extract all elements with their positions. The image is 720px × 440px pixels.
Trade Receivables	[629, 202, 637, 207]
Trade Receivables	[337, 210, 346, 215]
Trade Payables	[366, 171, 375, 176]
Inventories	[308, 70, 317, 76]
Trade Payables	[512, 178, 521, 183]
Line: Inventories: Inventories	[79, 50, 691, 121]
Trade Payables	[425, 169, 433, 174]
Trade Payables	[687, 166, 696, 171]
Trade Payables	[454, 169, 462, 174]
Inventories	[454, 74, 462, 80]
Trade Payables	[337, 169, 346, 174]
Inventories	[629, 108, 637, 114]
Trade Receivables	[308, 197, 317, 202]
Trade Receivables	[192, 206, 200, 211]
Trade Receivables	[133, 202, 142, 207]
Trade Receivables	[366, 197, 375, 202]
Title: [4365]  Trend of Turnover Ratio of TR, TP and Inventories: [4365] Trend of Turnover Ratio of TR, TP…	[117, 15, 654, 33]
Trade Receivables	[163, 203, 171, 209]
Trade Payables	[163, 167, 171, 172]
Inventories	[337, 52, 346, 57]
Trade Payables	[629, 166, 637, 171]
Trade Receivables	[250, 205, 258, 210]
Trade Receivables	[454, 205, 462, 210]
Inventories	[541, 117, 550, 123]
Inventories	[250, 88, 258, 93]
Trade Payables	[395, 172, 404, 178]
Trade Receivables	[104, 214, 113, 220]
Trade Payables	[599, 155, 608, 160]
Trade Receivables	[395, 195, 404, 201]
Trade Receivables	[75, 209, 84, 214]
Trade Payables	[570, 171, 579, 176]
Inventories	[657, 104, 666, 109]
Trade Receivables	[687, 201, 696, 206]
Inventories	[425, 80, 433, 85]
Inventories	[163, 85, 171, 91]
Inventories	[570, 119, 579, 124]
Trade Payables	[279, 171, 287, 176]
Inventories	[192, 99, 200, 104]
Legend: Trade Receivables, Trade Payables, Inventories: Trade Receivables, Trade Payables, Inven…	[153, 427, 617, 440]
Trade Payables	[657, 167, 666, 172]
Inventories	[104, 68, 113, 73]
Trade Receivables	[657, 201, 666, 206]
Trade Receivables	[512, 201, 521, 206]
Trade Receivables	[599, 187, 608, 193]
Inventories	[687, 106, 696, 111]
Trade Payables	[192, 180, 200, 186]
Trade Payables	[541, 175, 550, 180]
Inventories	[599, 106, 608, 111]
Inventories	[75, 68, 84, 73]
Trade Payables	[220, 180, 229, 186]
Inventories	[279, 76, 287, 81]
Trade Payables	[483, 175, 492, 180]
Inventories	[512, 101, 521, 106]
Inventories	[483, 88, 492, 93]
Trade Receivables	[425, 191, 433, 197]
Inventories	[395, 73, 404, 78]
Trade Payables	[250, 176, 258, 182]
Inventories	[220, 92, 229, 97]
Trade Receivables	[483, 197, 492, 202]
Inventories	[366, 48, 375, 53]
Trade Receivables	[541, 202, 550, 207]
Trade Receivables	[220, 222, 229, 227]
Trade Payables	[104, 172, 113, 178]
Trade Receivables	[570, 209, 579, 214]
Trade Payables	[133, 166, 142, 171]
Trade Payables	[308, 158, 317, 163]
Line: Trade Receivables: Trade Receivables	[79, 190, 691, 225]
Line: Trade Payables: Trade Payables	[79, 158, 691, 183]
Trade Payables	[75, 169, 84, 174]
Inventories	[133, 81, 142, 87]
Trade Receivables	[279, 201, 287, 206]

***

• Aim of the task
Pull every line from the listing above and reproduce each one unchanged, in its original order.

• Solution to this task
extract all elements with their positions. The image is 720px × 440px pixels.
Trade Receivables	[629, 202, 637, 207]
Trade Receivables	[337, 210, 346, 215]
Trade Payables	[366, 171, 375, 176]
Inventories	[308, 70, 317, 76]
Trade Payables	[512, 178, 521, 183]
Line: Inventories: Inventories	[79, 50, 691, 121]
Trade Payables	[425, 169, 433, 174]
Trade Payables	[687, 166, 696, 171]
Trade Payables	[454, 169, 462, 174]
Inventories	[454, 74, 462, 80]
Trade Payables	[337, 169, 346, 174]
Inventories	[629, 108, 637, 114]
Trade Receivables	[308, 197, 317, 202]
Trade Receivables	[192, 206, 200, 211]
Trade Receivables	[133, 202, 142, 207]
Trade Receivables	[366, 197, 375, 202]
Title: [4365]  Trend of Turnover Ratio of TR, TP and Inventories: [4365] Trend of Turnover Ratio of TR, TP…	[117, 15, 654, 33]
Trade Receivables	[163, 203, 171, 209]
Trade Payables	[163, 167, 171, 172]
Inventories	[337, 52, 346, 57]
Trade Payables	[629, 166, 637, 171]
Trade Receivables	[250, 205, 258, 210]
Trade Receivables	[454, 205, 462, 210]
Inventories	[541, 117, 550, 123]
Inventories	[250, 88, 258, 93]
Trade Payables	[395, 172, 404, 178]
Trade Receivables	[104, 214, 113, 220]
Trade Payables	[599, 155, 608, 160]
Trade Receivables	[395, 195, 404, 201]
Trade Receivables	[75, 209, 84, 214]
Trade Payables	[570, 171, 579, 176]
Inventories	[657, 104, 666, 109]
Trade Receivables	[687, 201, 696, 206]
Inventories	[425, 80, 433, 85]
Inventories	[163, 85, 171, 91]
Inventories	[570, 119, 579, 124]
Trade Payables	[279, 171, 287, 176]
Inventories	[192, 99, 200, 104]
Legend: Trade Receivables, Trade Payables, Inventories: Trade Receivables, Trade Payables, Inven…	[153, 427, 617, 440]
Trade Payables	[657, 167, 666, 172]
Inventories	[104, 68, 113, 73]
Trade Receivables	[657, 201, 666, 206]
Trade Receivables	[512, 201, 521, 206]
Trade Receivables	[599, 187, 608, 193]
Inventories	[687, 106, 696, 111]
Trade Payables	[192, 180, 200, 186]
Trade Payables	[541, 175, 550, 180]
Inventories	[599, 106, 608, 111]
Inventories	[75, 68, 84, 73]
Trade Payables	[220, 180, 229, 186]
Inventories	[279, 76, 287, 81]
Trade Payables	[483, 175, 492, 180]
Inventories	[512, 101, 521, 106]
Inventories	[483, 88, 492, 93]
Trade Receivables	[425, 191, 433, 197]
Inventories	[395, 73, 404, 78]
Trade Payables	[250, 176, 258, 182]
Inventories	[220, 92, 229, 97]
Trade Receivables	[483, 197, 492, 202]
Inventories	[366, 48, 375, 53]
Trade Receivables	[541, 202, 550, 207]
Trade Receivables	[220, 222, 229, 227]
Trade Payables	[104, 172, 113, 178]
Trade Receivables	[570, 209, 579, 214]
Trade Payables	[133, 166, 142, 171]
Trade Payables	[308, 158, 317, 163]
Line: Trade Receivables: Trade Receivables	[79, 190, 691, 225]
Line: Trade Payables: Trade Payables	[79, 158, 691, 183]
Trade Payables	[75, 169, 84, 174]
Inventories	[133, 81, 142, 87]
Trade Receivables	[279, 201, 287, 206]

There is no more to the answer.